● Directive
Write out each line from the data below that includes the word "JSON".

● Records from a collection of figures
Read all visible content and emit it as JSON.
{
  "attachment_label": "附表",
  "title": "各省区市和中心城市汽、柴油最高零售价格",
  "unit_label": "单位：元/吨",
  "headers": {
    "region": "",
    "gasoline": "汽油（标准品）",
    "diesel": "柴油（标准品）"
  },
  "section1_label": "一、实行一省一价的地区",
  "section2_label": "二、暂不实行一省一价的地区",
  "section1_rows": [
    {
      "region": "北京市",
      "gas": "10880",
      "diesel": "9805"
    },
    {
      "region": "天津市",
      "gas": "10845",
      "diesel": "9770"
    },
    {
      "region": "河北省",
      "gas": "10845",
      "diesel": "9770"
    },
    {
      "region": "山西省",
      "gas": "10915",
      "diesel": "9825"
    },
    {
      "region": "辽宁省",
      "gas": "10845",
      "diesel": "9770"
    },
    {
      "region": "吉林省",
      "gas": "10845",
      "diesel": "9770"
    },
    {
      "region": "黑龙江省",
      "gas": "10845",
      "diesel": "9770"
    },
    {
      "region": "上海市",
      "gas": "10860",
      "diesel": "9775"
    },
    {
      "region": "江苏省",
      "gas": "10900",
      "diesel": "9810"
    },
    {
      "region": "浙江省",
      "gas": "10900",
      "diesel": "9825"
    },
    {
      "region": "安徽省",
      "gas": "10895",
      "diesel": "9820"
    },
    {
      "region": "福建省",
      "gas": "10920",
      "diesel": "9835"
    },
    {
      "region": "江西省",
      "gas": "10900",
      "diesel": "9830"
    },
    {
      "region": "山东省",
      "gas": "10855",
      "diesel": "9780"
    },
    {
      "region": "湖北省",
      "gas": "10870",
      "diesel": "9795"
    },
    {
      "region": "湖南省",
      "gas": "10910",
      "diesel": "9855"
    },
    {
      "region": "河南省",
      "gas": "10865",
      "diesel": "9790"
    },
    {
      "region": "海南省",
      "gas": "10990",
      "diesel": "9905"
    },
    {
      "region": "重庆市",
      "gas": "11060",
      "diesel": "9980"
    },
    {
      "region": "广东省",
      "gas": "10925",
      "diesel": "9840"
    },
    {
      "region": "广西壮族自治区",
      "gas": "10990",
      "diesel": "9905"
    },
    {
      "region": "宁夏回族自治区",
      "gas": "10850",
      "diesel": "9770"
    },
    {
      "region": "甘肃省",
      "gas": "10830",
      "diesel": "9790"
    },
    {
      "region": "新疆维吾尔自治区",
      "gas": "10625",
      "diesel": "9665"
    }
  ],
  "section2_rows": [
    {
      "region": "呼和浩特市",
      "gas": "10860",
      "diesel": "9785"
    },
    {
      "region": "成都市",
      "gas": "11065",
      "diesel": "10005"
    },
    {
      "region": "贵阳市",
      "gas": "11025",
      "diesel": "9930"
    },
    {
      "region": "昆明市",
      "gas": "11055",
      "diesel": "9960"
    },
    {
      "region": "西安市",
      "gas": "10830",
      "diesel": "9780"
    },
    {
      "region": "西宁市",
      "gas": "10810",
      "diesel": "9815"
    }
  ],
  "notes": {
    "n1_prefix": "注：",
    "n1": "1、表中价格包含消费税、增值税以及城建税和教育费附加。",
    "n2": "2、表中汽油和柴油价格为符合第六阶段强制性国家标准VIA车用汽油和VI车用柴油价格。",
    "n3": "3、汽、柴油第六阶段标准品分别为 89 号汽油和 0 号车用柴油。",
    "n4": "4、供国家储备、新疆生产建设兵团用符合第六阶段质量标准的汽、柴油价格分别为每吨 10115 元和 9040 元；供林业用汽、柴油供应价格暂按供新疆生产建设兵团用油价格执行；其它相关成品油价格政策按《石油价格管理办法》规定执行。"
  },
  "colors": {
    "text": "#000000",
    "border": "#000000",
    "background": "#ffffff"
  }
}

---

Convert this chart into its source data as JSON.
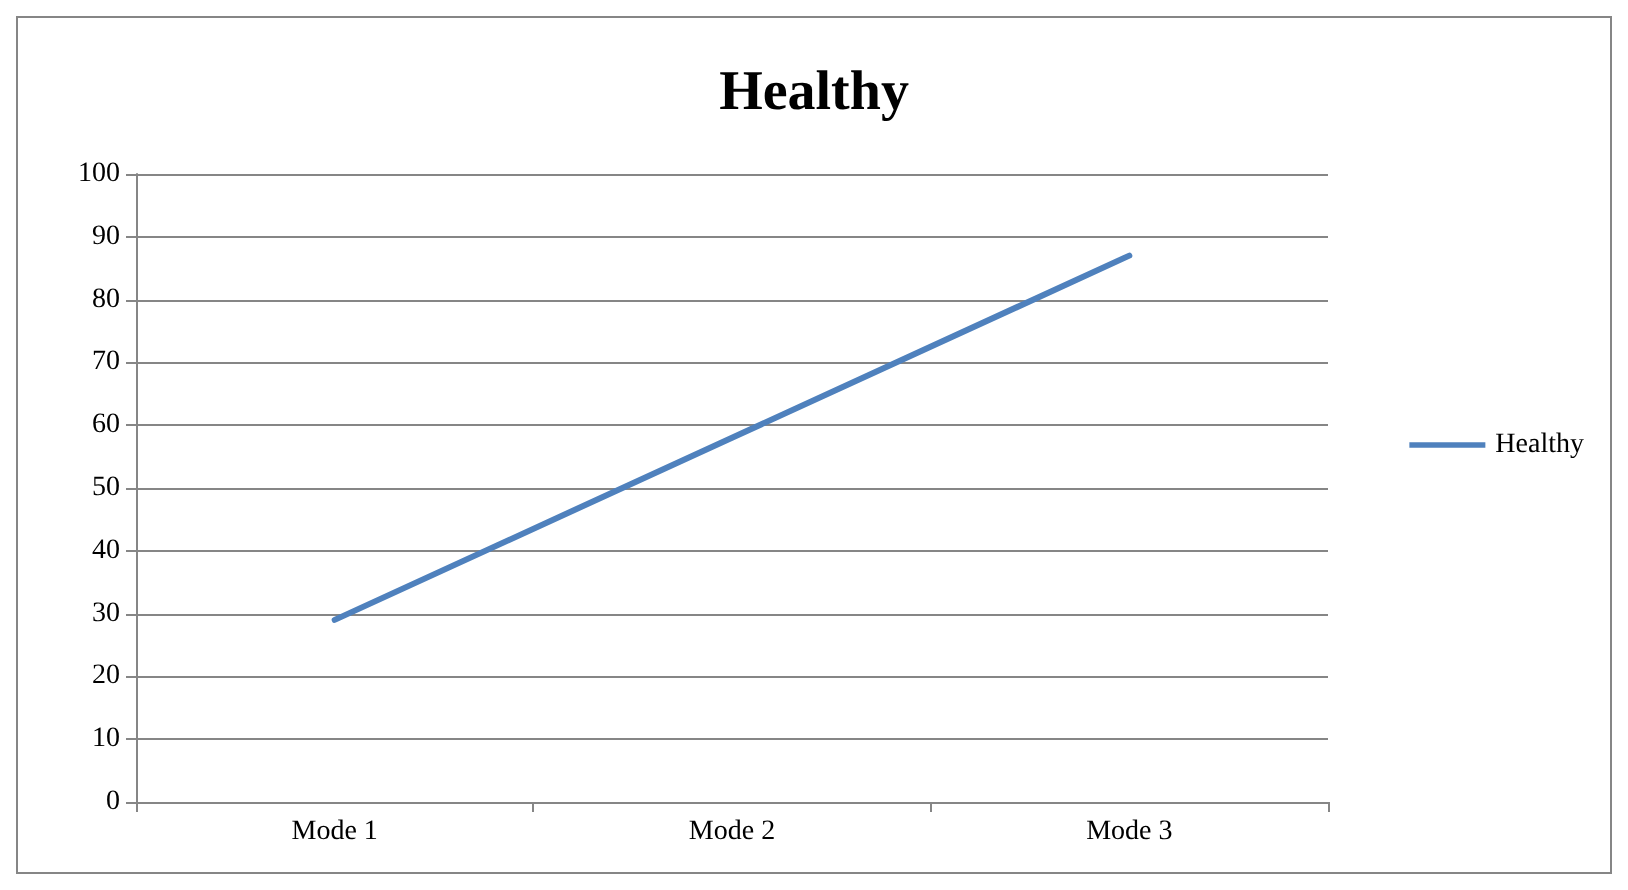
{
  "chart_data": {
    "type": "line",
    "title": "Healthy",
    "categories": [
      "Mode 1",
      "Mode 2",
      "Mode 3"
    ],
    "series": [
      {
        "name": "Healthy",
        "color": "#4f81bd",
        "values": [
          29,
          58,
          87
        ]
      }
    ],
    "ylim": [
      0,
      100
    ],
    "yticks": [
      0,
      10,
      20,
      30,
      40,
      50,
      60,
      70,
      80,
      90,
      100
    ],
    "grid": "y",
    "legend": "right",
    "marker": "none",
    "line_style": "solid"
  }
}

==

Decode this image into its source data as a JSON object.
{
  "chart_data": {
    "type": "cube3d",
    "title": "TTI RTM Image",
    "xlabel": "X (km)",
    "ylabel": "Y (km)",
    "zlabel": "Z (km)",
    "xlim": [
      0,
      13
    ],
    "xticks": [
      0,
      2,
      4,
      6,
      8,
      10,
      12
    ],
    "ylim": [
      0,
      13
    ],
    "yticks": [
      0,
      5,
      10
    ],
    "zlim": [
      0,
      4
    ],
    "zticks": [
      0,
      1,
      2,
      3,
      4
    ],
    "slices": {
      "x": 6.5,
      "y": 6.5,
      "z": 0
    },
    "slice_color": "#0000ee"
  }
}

● Answer for the task
Read all visible content and emit it as JSON.
Convert this chart into its source data as JSON.
Decode this image into its source data as a JSON object.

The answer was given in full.